[What you need to do] Your task is to repeat the entries word for word while leaving out the pictures.

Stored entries
━━━
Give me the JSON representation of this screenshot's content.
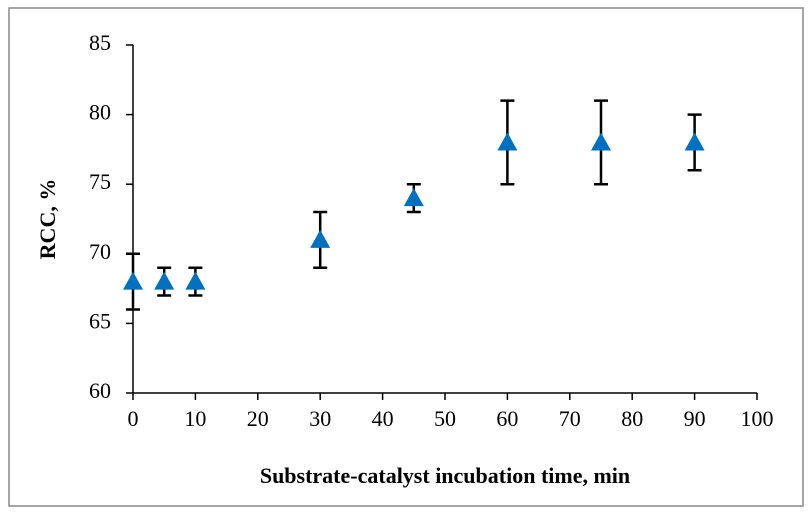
{
  "chart_data": {
    "type": "scatter",
    "x": [
      0,
      5,
      10,
      30,
      45,
      60,
      75,
      90
    ],
    "values": [
      68,
      68,
      68,
      71,
      74,
      78,
      78,
      78
    ],
    "errors": [
      2,
      1,
      1,
      2,
      1,
      3,
      3,
      2
    ],
    "color": "#0070c0",
    "xlim": [
      0,
      100
    ],
    "xticks": [
      0,
      10,
      20,
      30,
      40,
      50,
      60,
      70,
      80,
      90,
      100
    ],
    "ylim": [
      60,
      85
    ],
    "yticks": [
      60,
      65,
      70,
      75,
      80,
      85
    ],
    "xlabel": "Substrate-catalyst incubation time, min",
    "ylabel": "RCC, %"
  }
}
━━━
[Written answer]
Give me the JSON representation of this screenshot's content.
{
  "chart_data": {
    "type": "scatter",
    "x": [
      0,
      5,
      10,
      30,
      45,
      60,
      75,
      90
    ],
    "values": [
      68,
      68,
      68,
      71,
      74,
      78,
      78,
      78
    ],
    "errors": [
      2,
      1,
      1,
      2,
      1,
      3,
      3,
      2
    ],
    "color": "#0070c0",
    "xlim": [
      0,
      100
    ],
    "xticks": [
      0,
      10,
      20,
      30,
      40,
      50,
      60,
      70,
      80,
      90,
      100
    ],
    "ylim": [
      60,
      85
    ],
    "yticks": [
      60,
      65,
      70,
      75,
      80,
      85
    ],
    "xlabel": "Substrate-catalyst incubation time, min",
    "ylabel": "RCC, %"
  }
}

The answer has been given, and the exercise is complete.